[BEGIN Exercise inputs]
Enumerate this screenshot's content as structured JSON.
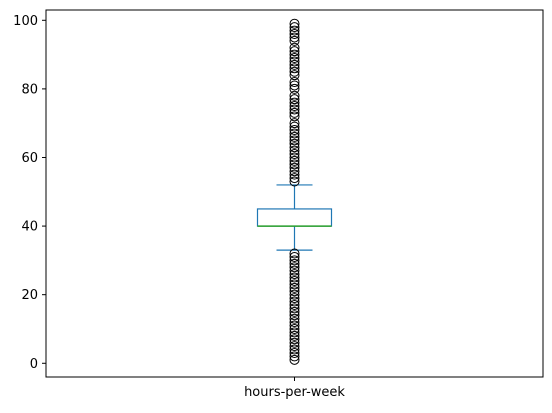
{
  "chart_data": {
    "type": "box",
    "title": "",
    "xlabel": "",
    "ylabel": "",
    "ylim": [
      -4,
      103
    ],
    "yticks": [
      0,
      20,
      40,
      60,
      80,
      100
    ],
    "categories": [
      "hours-per-week"
    ],
    "grid": false,
    "box": {
      "q1": 40,
      "median": 40,
      "q3": 45,
      "whisker_low": 33,
      "whisker_high": 52,
      "outliers_low": [
        1,
        2,
        3,
        4,
        5,
        6,
        7,
        8,
        9,
        10,
        11,
        12,
        13,
        14,
        15,
        16,
        17,
        18,
        19,
        20,
        21,
        22,
        23,
        24,
        25,
        26,
        27,
        28,
        29,
        30,
        31,
        32
      ],
      "outliers_high": [
        53,
        54,
        55,
        56,
        57,
        58,
        59,
        60,
        61,
        62,
        63,
        64,
        65,
        66,
        67,
        68,
        69,
        70,
        72,
        73,
        74,
        75,
        76,
        77,
        78,
        80,
        81,
        82,
        84,
        85,
        86,
        87,
        88,
        89,
        90,
        91,
        92,
        94,
        95,
        96,
        97,
        98,
        99
      ]
    },
    "colors": {
      "box": "#1f77b4",
      "median": "#2ca02c",
      "outlier": "#000000"
    }
  }
}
[END Exercise inputs]
→ **The exercise**
Pictures are to be left out; repeat all the remaining data exactly.

→ **Task output**
Enumerate this screenshot's content as structured JSON.
{
  "chart_data": {
    "type": "box",
    "title": "",
    "xlabel": "",
    "ylabel": "",
    "ylim": [
      -4,
      103
    ],
    "yticks": [
      0,
      20,
      40,
      60,
      80,
      100
    ],
    "categories": [
      "hours-per-week"
    ],
    "grid": false,
    "box": {
      "q1": 40,
      "median": 40,
      "q3": 45,
      "whisker_low": 33,
      "whisker_high": 52,
      "outliers_low": [
        1,
        2,
        3,
        4,
        5,
        6,
        7,
        8,
        9,
        10,
        11,
        12,
        13,
        14,
        15,
        16,
        17,
        18,
        19,
        20,
        21,
        22,
        23,
        24,
        25,
        26,
        27,
        28,
        29,
        30,
        31,
        32
      ],
      "outliers_high": [
        53,
        54,
        55,
        56,
        57,
        58,
        59,
        60,
        61,
        62,
        63,
        64,
        65,
        66,
        67,
        68,
        69,
        70,
        72,
        73,
        74,
        75,
        76,
        77,
        78,
        80,
        81,
        82,
        84,
        85,
        86,
        87,
        88,
        89,
        90,
        91,
        92,
        94,
        95,
        96,
        97,
        98,
        99
      ]
    },
    "colors": {
      "box": "#1f77b4",
      "median": "#2ca02c",
      "outlier": "#000000"
    }
  }
}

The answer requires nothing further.